> GIVEN INSTRUCTION: In the records, change "Offensive content" to "Inappropriate content" from the line with "Enumerate the UI" up to and including the line with "move-target-value: 0 mi [342,162,365,174]". Return only those lines, with everything else left as it is.

> DATASET ROWS:
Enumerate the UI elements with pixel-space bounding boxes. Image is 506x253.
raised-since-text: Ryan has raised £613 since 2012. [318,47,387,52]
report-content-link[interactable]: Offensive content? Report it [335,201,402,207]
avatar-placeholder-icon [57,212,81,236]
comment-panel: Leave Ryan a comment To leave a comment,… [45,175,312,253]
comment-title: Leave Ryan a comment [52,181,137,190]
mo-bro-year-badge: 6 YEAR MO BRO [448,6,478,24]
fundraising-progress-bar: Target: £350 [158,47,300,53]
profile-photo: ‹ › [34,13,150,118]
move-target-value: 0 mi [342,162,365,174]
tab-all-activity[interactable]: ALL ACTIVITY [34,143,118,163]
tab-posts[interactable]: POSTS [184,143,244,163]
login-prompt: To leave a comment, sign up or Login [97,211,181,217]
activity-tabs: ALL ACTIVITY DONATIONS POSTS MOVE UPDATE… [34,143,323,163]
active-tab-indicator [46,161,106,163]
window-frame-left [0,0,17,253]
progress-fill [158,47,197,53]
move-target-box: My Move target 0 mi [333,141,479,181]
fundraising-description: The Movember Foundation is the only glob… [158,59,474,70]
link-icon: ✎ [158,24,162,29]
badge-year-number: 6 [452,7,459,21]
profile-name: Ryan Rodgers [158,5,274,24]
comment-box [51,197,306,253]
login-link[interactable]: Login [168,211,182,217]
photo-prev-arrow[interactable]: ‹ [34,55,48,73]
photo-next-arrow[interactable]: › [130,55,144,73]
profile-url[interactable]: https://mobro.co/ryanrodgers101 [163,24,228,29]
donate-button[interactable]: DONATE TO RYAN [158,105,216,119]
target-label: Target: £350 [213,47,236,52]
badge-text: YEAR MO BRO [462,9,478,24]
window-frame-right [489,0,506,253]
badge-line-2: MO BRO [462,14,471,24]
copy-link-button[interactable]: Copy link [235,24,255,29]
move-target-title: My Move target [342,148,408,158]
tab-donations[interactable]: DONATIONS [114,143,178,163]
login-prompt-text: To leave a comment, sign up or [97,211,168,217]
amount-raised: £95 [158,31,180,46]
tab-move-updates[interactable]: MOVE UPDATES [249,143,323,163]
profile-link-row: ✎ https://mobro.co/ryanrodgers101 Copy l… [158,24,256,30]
* * *
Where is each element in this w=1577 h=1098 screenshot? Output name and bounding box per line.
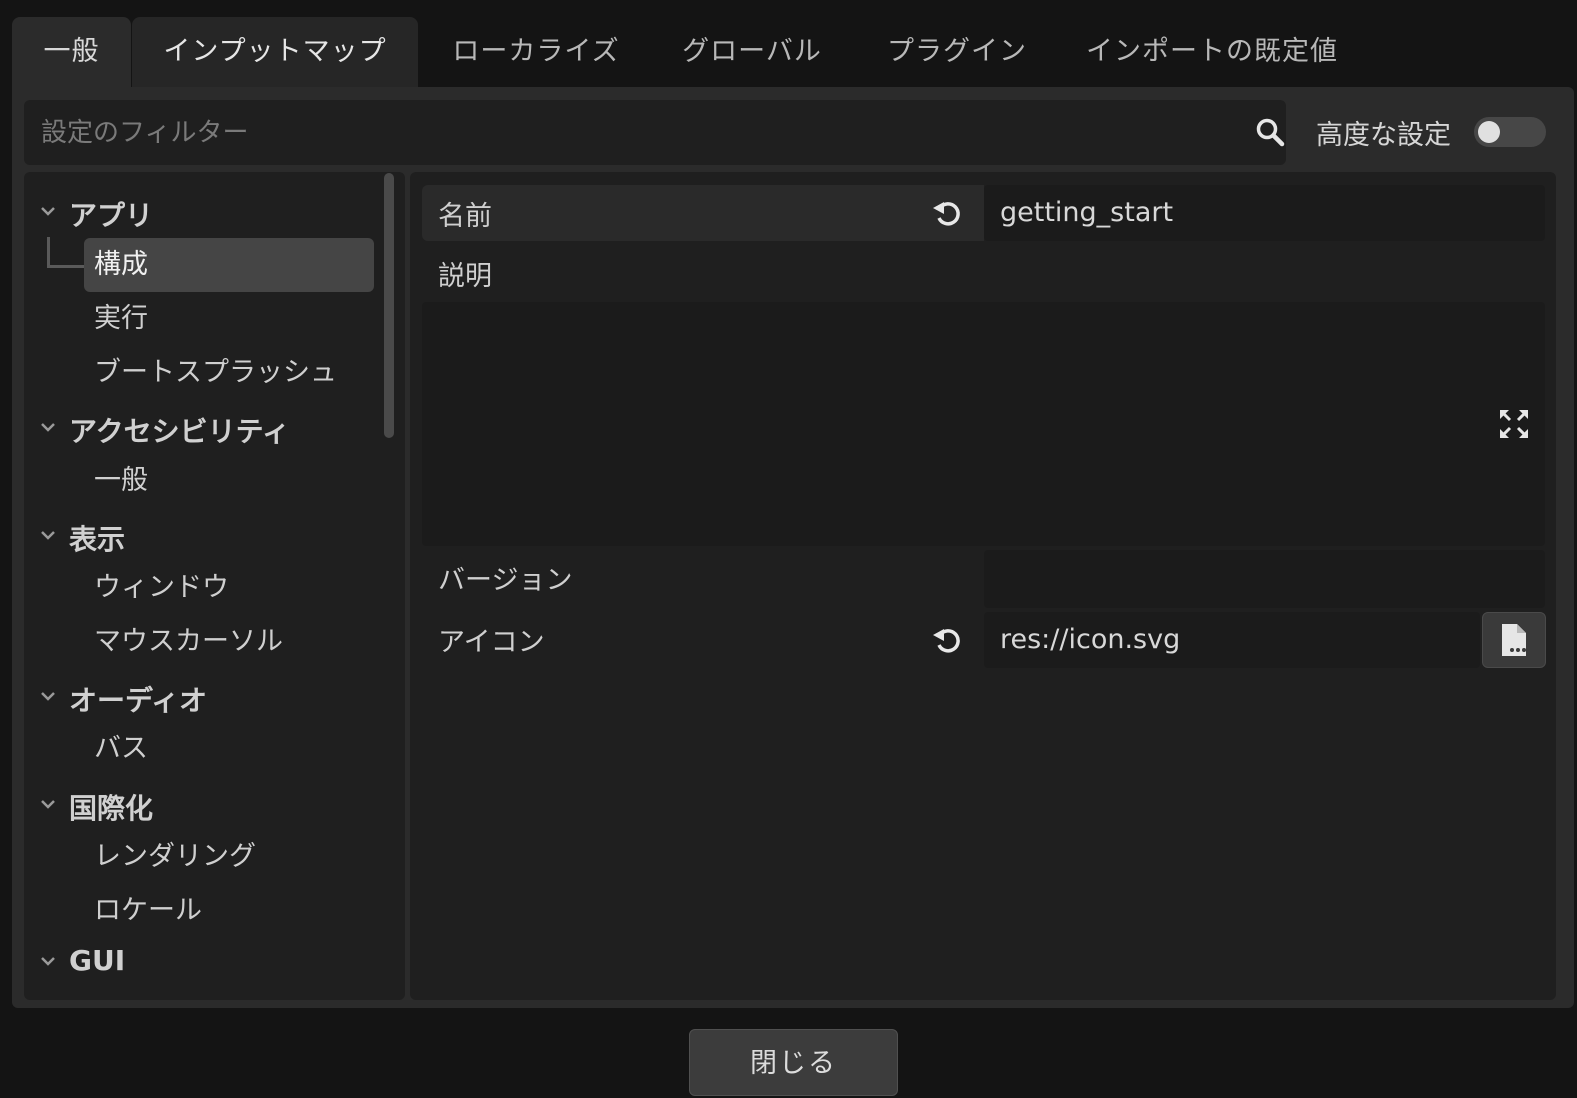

> OUTPUT:
Enumerate the UI elements with pixel-space bounding boxes. Image is 506x253.
raised-since-text: Ryan has raised £613 since 2012. [318,47,387,52]
report-content-link[interactable]: Inappropriate content? Report it [335,201,402,207]
avatar-placeholder-icon [57,212,81,236]
comment-panel: Leave Ryan a comment To leave a comment,… [45,175,312,253]
comment-title: Leave Ryan a comment [52,181,137,190]
mo-bro-year-badge: 6 YEAR MO BRO [448,6,478,24]
fundraising-progress-bar: Target: £350 [158,47,300,53]
profile-photo: ‹ › [34,13,150,118]
move-target-value: 0 mi [342,162,365,174]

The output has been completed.